Required work: Say how many lines in the records include the string "valve", adding no other words.

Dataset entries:
■ ■ ■ ■ ■
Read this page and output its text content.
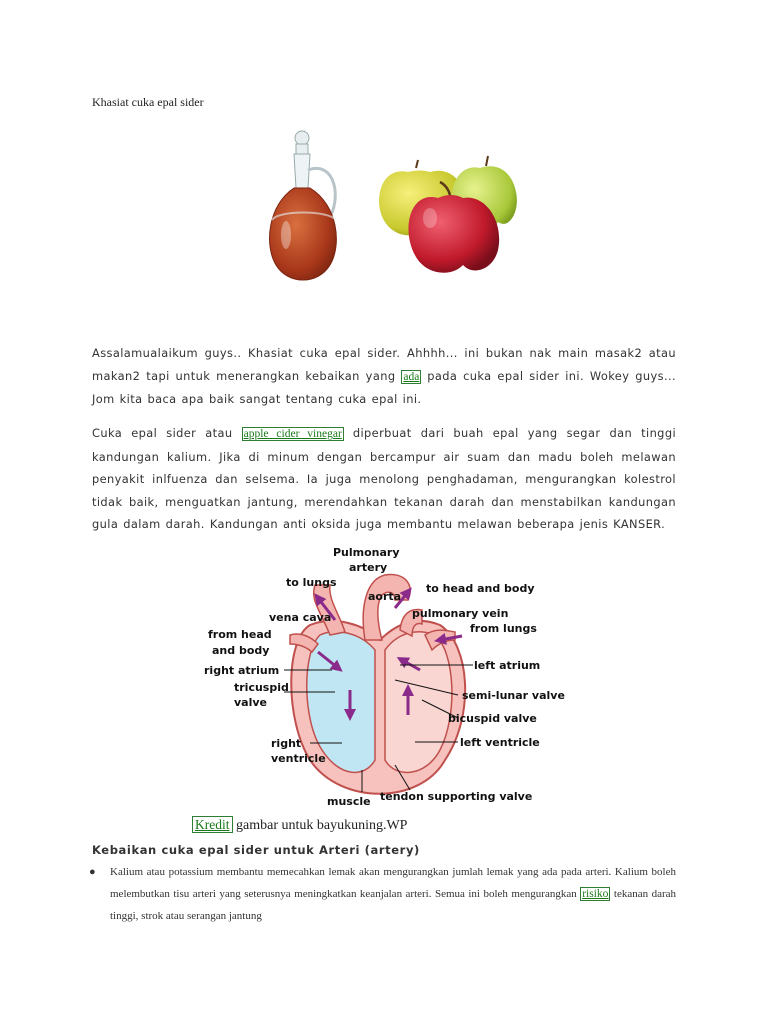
Khasiat cuka epal sider

Assalamualaikum guys.. Khasiat cuka epal sider. Ahhhh... ini bukan nak main masak2 atau makan2 tapi untuk menerangkan kebaikan yang ada pada cuka epal sider ini. Wokey guys... Jom kita baca apa baik sangat tentang cuka epal ini.

Cuka epal sider atau apple cider vinegar diperbuat dari buah epal yang segar dan tinggi kandungan kalium. Jika di minum dengan bercampur air suam dan madu boleh melawan penyakit inlfuenza dan selsema. Ia juga menolong penghadaman, mengurangkan kolestrol tidak baik, menguatkan jantung, merendahkan tekanan darah dan menstabilkan kandungan gula dalam darah. Kandungan anti oksida juga membantu melawan beberapa jenis KANSER.

Pulmonary
artery
to lungs
aorta
to head and body
vena cava	pulmonary vein
from head
and body
from lungs
right atrium	left atrium
tricuspid
valve
semi-lunar valve
bicuspid valve
right
ventricle
left ventricle
muscle tendon supporting valve
Kredit gambar untuk bayukuning.WP
Kebaikan cuka epal sider untuk Arteri (artery)
● Kalium atau potassium membantu memecahkan lemak akan mengurangkan jumlah lemak yang ada pada arteri. Kalium boleh melembutkan tisu arteri yang seterusnya meningkatkan keanjalan arteri. Semua ini boleh mengurangkan risiko tekanan darah tinggi, strok atau serangan jantung
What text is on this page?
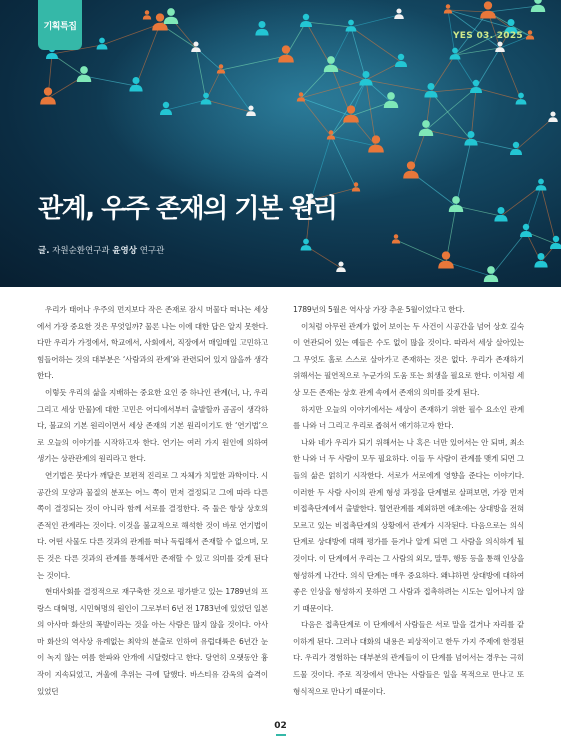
기획특집
YES 03. 2025
관계, 우주 존재의 기본 원리
글. 자원순환연구과 윤영상 연구관

우리가 태어나 우주의 먼지보다 작은 존재로 잠시 머물다 떠나는 세상에서 가장 중요한 것은 무엇일까? 물론 나는 이에 대한 답은 알지 못한다. 다만 우리가 가정에서, 학교에서, 사회에서, 직장에서 매일매일 고민하고 힘들어하는 것의 대부분은 ‘사람과의 관계’와 관련되어 있지 않을까 생각한다.

이렇듯 우리의 삶을 지배하는 중요한 요인 중 하나인 관계(너, 나, 우리 그리고 세상 만물)에 대한 고민은 어디에서부터 출발할까 곰곰이 생각하다, 불교의 기본 원리이면서 세상 존재의 기본 원리이기도 한 ‘연기법’으로 오늘의 이야기를 시작하고자 한다. 연기는 여러 가지 원인에 의하여 생기는 상관관계의 원리라고 한다.

연기법은 붓다가 깨달은 보편적 진리로 그 자체가 치밀한 과학이다. 시공간의 모양과 물질의 분포는 어느 쪽이 먼저 결정되고 그에 따라 다른 쪽이 결정되는 것이 아니라 함께 서로를 결정한다. 즉 둘은 항상 상호의존적인 관계라는 것이다. 이것을 불교적으로 해석한 것이 바로 연기법이다. 어떤 사물도 다른 것과의 관계를 떠나 독립해서 존재할 수 없으며, 모든 것은 다른 것과의 관계를 통해서만 존재할 수 있고 의미를 갖게 된다는 것이다.

현대사회를 결정적으로 재구축한 것으로 평가받고 있는 1789년의 프랑스 대혁명, 시민혁명의 원인이 그로부터 6년 전 1783년에 있었던 일본의 아사마 화산의 폭발이라는 것을 아는 사람은 많지 않을 것이다. 아사마 화산의 역사상 유례없는 최악의 분출로 인하여 유럽대륙은 6년간 눈이 녹지 않는 여름 한파와 안개에 시달렸다고 한다. 당연히 오랫동안 흉작이 지속되었고, 겨울에 추위는 극에 달했다. 바스티유 감옥의 습격이 있었던

1789년의 5월은 역사상 가장 추운 5월이었다고 한다.

이처럼 아무런 관계가 없어 보이는 두 사건이 시공간을 넘어 상호 깊숙이 연관되어 있는 예들은 수도 없이 많을 것이다. 따라서 세상 살아있는 그 무엇도 홀로 스스로 살아가고 존재하는 것은 없다. 우리가 존재하기 위해서는 필연적으로 누군가의 도움 또는 희생을 필요로 한다. 이처럼 세상 모든 존재는 상호 관계 속에서 존재의 의미를 갖게 된다.

하지만 오늘의 이야기에서는 세상이 존재하기 위한 필수 요소인 관계를 나와 너 그리고 우리로 좁혀서 얘기하고자 한다.

나와 네가 우리가 되기 위해서는 나 혹은 너만 있어서는 안 되며, 최소한 나와 너 두 사람이 모두 필요하다. 이들 두 사람이 관계를 맺게 되면 그들의 삶은 얽히기 시작한다. 서로가 서로에게 영향을 준다는 이야기다. 이러한 두 사람 사이의 관계 형성 과정을 단계별로 살펴보면, 가장 먼저 비접촉단계에서 출발한다. 혈연관계를 제외하면 애초에는 상대방을 전혀 모르고 있는 비접촉단계의 상황에서 관계가 시작된다. 다음으로는 의식단계로 상대방에 대해 평가를 듣거나 알게 되면 그 사람을 의식하게 될 것이다. 이 단계에서 우리는 그 사람의 외모, 말투, 행동 등을 통해 인상을 형성하게 나간다. 의식 단계는 매우 중요하다. 왜냐하면 상대방에 대하여 좋은 인상을 형성하지 못하면 그 사람과 접촉하려는 시도는 일어나지 않기 때문이다.

다음은 접촉단계로 이 단계에서 사람들은 서로 말을 걸거나 자리를 같이하게 된다. 그러나 대화의 내용은 피상적이고 한두 가지 주제에 한정된다. 우리가 경험하는 대부분의 관계들이 이 단계를 넘어서는 경우는 극히 드물 것이다. 주로 직장에서 만나는 사람들은 일을 목적으로 만나고 또 형식적으로 만나기 때문이다.

02
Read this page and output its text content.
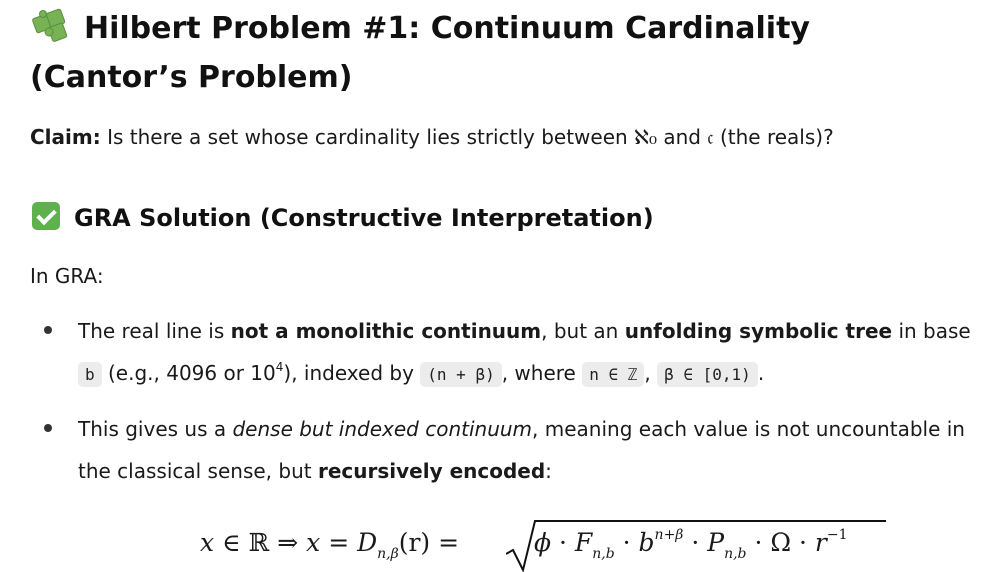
Hilbert Problem #1: Continuum Cardinality (Cantor’s Problem)
Claim: Is there a set whose cardinality lies strictly between ℵ₀ and 𝔠 (the reals)?
GRA Solution (Constructive Interpretation)
In GRA:
The real line is not a monolithic continuum, but an unfolding symbolic tree in base b (e.g., 4096 or $10^4$), indexed by (n + β) , where n ∈ ℤ , β ∈ [0,1) .
This gives us a dense but indexed continuum, meaning each value is not uncountable in the classical sense, but recursively encoded:
x ∈ ℝ ⇒ $x = D_{n,\beta}(r)$ =	$\phi \cdot F_{n,b} \cdot b^{n+\beta} \cdot P_{n,b} \cdot \Omega \cdot r^{-1}$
■ ■ ■ ■ ■
Exercise response: 4